[Rows from a dataset]
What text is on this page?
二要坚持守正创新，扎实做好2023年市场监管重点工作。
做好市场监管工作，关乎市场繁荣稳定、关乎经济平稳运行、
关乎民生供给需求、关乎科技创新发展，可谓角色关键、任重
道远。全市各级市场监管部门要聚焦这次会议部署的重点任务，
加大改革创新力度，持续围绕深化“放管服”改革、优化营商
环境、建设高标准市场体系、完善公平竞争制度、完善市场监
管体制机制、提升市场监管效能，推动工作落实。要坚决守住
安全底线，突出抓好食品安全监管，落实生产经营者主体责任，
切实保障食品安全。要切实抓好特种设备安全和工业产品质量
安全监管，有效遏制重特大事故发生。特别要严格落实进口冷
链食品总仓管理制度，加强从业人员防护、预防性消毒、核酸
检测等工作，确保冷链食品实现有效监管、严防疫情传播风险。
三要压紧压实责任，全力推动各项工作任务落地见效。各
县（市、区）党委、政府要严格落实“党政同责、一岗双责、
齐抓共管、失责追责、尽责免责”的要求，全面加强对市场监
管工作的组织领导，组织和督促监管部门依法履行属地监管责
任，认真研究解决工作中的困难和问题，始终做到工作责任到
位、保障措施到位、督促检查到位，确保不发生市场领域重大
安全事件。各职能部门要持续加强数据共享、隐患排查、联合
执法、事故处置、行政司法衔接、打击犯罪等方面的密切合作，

Brief:
Every record above must be duplicated exactly.

Expected answer:
What text is on this page?
二要坚持守正创新，扎实做好2023年市场监管重点工作。
做好市场监管工作，关乎市场繁荣稳定、关乎经济平稳运行、
关乎民生供给需求、关乎科技创新发展，可谓角色关键、任重
道远。全市各级市场监管部门要聚焦这次会议部署的重点任务，
加大改革创新力度，持续围绕深化“放管服”改革、优化营商
环境、建设高标准市场体系、完善公平竞争制度、完善市场监
管体制机制、提升市场监管效能，推动工作落实。要坚决守住
安全底线，突出抓好食品安全监管，落实生产经营者主体责任，
切实保障食品安全。要切实抓好特种设备安全和工业产品质量
安全监管，有效遏制重特大事故发生。特别要严格落实进口冷
链食品总仓管理制度，加强从业人员防护、预防性消毒、核酸
检测等工作，确保冷链食品实现有效监管、严防疫情传播风险。
三要压紧压实责任，全力推动各项工作任务落地见效。各
县（市、区）党委、政府要严格落实“党政同责、一岗双责、
齐抓共管、失责追责、尽责免责”的要求，全面加强对市场监
管工作的组织领导，组织和督促监管部门依法履行属地监管责
任，认真研究解决工作中的困难和问题，始终做到工作责任到
位、保障措施到位、督促检查到位，确保不发生市场领域重大
安全事件。各职能部门要持续加强数据共享、隐患排查、联合
执法、事故处置、行政司法衔接、打击犯罪等方面的密切合作，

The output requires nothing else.